=== EXERCISE ===
Read the entries below and pull out each line with the string "subaccount".

>> start DATA TO USE

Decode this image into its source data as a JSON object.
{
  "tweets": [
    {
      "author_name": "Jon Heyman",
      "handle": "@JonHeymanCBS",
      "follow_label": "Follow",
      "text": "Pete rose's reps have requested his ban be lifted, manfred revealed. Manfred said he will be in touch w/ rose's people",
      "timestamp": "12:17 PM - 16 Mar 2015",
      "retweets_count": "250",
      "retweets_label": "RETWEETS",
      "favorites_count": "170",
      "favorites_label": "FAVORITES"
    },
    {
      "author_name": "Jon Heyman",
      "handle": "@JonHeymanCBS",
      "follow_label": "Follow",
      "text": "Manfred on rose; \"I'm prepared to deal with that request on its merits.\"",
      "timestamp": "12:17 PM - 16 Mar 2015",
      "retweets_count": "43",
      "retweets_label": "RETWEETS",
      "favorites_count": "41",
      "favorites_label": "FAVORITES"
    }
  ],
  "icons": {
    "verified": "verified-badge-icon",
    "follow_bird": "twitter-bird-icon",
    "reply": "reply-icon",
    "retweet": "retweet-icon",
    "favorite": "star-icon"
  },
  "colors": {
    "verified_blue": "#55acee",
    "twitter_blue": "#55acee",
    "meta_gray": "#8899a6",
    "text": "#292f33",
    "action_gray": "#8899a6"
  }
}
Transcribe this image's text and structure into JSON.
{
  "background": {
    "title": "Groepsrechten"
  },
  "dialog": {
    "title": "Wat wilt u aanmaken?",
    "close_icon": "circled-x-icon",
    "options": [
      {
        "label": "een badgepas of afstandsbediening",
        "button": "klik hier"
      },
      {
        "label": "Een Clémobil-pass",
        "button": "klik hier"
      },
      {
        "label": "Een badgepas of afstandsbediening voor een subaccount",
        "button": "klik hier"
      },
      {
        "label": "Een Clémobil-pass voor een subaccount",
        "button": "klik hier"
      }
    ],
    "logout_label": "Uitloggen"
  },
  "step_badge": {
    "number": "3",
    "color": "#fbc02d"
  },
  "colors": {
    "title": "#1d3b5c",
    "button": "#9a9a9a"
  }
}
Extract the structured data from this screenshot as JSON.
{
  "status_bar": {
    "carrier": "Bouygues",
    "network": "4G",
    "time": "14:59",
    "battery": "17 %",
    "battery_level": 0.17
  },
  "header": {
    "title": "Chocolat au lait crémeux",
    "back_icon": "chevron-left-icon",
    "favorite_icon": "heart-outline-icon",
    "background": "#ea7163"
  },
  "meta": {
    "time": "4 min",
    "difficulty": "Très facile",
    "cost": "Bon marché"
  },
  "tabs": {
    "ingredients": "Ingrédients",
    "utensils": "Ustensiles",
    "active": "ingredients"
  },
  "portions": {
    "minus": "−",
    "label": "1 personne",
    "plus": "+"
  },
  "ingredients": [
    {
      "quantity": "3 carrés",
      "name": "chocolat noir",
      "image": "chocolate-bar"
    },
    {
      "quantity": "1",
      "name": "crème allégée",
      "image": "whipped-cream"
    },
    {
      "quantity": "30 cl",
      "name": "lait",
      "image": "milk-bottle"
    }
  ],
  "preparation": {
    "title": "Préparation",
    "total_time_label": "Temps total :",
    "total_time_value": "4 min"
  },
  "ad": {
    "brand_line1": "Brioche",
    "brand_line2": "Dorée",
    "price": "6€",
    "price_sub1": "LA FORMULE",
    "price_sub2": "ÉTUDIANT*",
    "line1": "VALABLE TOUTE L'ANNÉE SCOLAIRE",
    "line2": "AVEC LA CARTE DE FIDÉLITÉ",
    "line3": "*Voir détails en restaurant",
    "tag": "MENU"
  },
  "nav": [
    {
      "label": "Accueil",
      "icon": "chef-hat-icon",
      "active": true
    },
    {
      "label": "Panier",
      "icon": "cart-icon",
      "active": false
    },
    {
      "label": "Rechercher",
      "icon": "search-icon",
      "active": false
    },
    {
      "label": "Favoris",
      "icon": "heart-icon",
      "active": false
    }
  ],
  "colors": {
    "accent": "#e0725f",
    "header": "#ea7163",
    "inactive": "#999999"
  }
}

>> end DATA TO USE

=== FULL RESPONSE ===
        "label": "Een badgepas of afstandsbediening voor een subaccount",
        "label": "Een Clémobil-pass voor een subaccount",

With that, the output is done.